┌─ TASK MATERIAL

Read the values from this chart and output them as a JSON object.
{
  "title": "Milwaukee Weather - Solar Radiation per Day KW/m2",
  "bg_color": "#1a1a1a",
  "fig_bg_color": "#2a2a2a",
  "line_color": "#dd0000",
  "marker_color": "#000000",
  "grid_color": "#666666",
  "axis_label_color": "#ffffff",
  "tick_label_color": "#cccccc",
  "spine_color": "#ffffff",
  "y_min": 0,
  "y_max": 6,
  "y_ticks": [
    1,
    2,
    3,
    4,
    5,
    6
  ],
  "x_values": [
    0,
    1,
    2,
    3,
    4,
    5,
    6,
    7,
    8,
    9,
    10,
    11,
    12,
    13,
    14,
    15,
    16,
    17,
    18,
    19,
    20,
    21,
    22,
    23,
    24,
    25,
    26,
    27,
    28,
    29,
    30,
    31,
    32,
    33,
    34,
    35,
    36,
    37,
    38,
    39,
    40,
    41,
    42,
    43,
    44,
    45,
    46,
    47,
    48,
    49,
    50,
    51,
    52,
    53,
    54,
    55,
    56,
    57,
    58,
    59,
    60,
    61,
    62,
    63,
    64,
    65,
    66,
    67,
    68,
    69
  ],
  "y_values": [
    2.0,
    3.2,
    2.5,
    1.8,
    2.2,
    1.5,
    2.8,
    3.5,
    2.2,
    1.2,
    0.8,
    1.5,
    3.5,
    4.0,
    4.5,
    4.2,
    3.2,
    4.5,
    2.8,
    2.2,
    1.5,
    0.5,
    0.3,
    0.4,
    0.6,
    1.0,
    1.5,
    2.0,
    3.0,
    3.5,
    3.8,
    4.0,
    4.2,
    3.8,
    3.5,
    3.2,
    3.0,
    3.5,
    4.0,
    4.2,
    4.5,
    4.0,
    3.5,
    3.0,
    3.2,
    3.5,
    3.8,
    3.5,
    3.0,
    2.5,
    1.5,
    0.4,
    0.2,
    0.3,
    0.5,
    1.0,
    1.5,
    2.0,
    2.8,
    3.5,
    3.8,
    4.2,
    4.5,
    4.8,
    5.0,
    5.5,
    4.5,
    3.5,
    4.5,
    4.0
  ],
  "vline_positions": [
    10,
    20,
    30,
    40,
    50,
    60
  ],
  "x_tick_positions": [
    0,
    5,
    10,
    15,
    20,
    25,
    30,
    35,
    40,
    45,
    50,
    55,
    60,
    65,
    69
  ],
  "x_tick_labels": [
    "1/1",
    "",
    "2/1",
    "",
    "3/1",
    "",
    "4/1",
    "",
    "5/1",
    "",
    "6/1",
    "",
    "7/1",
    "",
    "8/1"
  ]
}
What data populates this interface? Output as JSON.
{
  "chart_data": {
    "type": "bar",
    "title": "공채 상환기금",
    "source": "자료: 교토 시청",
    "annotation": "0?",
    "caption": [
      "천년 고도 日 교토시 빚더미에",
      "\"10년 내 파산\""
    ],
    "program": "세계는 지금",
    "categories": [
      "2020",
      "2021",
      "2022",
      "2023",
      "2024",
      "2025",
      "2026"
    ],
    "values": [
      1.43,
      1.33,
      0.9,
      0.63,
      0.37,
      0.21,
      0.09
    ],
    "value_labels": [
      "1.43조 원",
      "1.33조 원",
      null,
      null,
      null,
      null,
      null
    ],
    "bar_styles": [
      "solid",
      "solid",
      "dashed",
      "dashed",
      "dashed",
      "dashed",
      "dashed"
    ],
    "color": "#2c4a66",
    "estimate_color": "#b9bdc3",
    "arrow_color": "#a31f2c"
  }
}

└─

● YOUR OBJECTIVE: In the material above, find each line that contains the word "ffffff", and select it.

● FINAL ANSWER:
  "axis_label_color": "#ffffff",
  "spine_color": "#ffffff",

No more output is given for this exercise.